§ PROBLEM TO WORK ON
All of the data that follows should be retyped exactly, please, except the pictures.

Extracted records:
###

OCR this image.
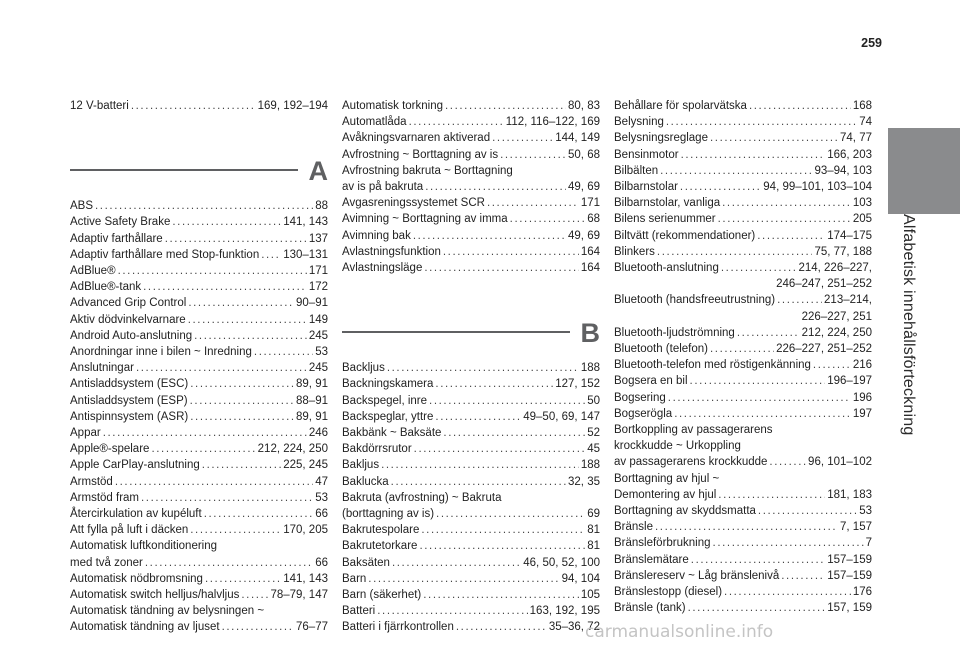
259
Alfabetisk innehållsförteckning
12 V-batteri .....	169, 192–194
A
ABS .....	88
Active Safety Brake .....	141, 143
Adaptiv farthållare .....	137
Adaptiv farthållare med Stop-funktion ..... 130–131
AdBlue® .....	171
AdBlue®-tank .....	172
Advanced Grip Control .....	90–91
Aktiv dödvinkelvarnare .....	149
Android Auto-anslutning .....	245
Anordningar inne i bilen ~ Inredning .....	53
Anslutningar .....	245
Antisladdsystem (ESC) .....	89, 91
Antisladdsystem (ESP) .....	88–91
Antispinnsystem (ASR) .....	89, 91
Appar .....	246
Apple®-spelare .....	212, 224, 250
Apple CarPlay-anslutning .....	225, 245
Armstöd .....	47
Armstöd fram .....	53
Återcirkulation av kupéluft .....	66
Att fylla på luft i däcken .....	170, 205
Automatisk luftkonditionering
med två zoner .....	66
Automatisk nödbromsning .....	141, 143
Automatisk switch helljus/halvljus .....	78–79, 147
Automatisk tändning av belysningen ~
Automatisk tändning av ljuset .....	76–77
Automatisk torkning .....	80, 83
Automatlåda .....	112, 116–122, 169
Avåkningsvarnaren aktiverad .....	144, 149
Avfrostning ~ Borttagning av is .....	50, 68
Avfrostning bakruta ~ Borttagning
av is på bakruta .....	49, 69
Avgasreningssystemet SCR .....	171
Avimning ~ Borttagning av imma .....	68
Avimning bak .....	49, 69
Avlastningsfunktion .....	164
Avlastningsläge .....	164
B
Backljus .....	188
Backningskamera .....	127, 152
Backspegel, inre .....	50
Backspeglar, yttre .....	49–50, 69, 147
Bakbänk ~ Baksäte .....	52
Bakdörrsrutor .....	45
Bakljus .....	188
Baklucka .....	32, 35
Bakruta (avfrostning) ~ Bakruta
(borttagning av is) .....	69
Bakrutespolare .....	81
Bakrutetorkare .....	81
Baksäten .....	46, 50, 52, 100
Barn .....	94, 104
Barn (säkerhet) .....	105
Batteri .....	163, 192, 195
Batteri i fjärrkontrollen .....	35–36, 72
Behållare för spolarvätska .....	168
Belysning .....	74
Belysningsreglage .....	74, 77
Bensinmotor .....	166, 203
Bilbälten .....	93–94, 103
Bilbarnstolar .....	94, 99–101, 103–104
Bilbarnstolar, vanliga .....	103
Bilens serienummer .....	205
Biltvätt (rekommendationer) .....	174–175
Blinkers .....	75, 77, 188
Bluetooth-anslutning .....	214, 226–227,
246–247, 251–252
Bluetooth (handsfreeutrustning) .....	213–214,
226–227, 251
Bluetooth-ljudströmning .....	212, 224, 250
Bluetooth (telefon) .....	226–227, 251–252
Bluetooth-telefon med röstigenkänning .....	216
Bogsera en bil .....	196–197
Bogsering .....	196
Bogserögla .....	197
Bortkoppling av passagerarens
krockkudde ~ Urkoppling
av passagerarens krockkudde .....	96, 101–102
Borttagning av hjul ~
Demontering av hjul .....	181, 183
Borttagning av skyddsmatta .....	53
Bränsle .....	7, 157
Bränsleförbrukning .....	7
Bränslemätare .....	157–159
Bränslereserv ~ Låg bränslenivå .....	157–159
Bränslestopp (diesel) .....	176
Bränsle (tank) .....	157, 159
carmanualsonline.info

###

§ RESULT
OCR this image.
259
Alfabetisk innehållsförteckning
12 V-batteri .....	169, 192–194
A
ABS .....	88
Active Safety Brake .....	141, 143
Adaptiv farthållare .....	137
Adaptiv farthållare med Stop-funktion ..... 130–131
AdBlue® .....	171
AdBlue®-tank .....	172
Advanced Grip Control .....	90–91
Aktiv dödvinkelvarnare .....	149
Android Auto-anslutning .....	245
Anordningar inne i bilen ~ Inredning .....	53
Anslutningar .....	245
Antisladdsystem (ESC) .....	89, 91
Antisladdsystem (ESP) .....	88–91
Antispinnsystem (ASR) .....	89, 91
Appar .....	246
Apple®-spelare .....	212, 224, 250
Apple CarPlay-anslutning .....	225, 245
Armstöd .....	47
Armstöd fram .....	53
Återcirkulation av kupéluft .....	66
Att fylla på luft i däcken .....	170, 205
Automatisk luftkonditionering
med två zoner .....	66
Automatisk nödbromsning .....	141, 143
Automatisk switch helljus/halvljus .....	78–79, 147
Automatisk tändning av belysningen ~
Automatisk tändning av ljuset .....	76–77
Automatisk torkning .....	80, 83
Automatlåda .....	112, 116–122, 169
Avåkningsvarnaren aktiverad .....	144, 149
Avfrostning ~ Borttagning av is .....	50, 68
Avfrostning bakruta ~ Borttagning
av is på bakruta .....	49, 69
Avgasreningssystemet SCR .....	171
Avimning ~ Borttagning av imma .....	68
Avimning bak .....	49, 69
Avlastningsfunktion .....	164
Avlastningsläge .....	164
B
Backljus .....	188
Backningskamera .....	127, 152
Backspegel, inre .....	50
Backspeglar, yttre .....	49–50, 69, 147
Bakbänk ~ Baksäte .....	52
Bakdörrsrutor .....	45
Bakljus .....	188
Baklucka .....	32, 35
Bakruta (avfrostning) ~ Bakruta
(borttagning av is) .....	69
Bakrutespolare .....	81
Bakrutetorkare .....	81
Baksäten .....	46, 50, 52, 100
Barn .....	94, 104
Barn (säkerhet) .....	105
Batteri .....	163, 192, 195
Batteri i fjärrkontrollen .....	35–36, 72
Behållare för spolarvätska .....	168
Belysning .....	74
Belysningsreglage .....	74, 77
Bensinmotor .....	166, 203
Bilbälten .....	93–94, 103
Bilbarnstolar .....	94, 99–101, 103–104
Bilbarnstolar, vanliga .....	103
Bilens serienummer .....	205
Biltvätt (rekommendationer) .....	174–175
Blinkers .....	75, 77, 188
Bluetooth-anslutning .....	214, 226–227,
246–247, 251–252
Bluetooth (handsfreeutrustning) .....	213–214,
226–227, 251
Bluetooth-ljudströmning .....	212, 224, 250
Bluetooth (telefon) .....	226–227, 251–252
Bluetooth-telefon med röstigenkänning .....	216
Bogsera en bil .....	196–197
Bogsering .....	196
Bogserögla .....	197
Bortkoppling av passagerarens
krockkudde ~ Urkoppling
av passagerarens krockkudde .....	96, 101–102
Borttagning av hjul ~
Demontering av hjul .....	181, 183
Borttagning av skyddsmatta .....	53
Bränsle .....	7, 157
Bränsleförbrukning .....	7
Bränslemätare .....	157–159
Bränslereserv ~ Låg bränslenivå .....	157–159
Bränslestopp (diesel) .....	176
Bränsle (tank) .....	157, 159
carmanualsonline.info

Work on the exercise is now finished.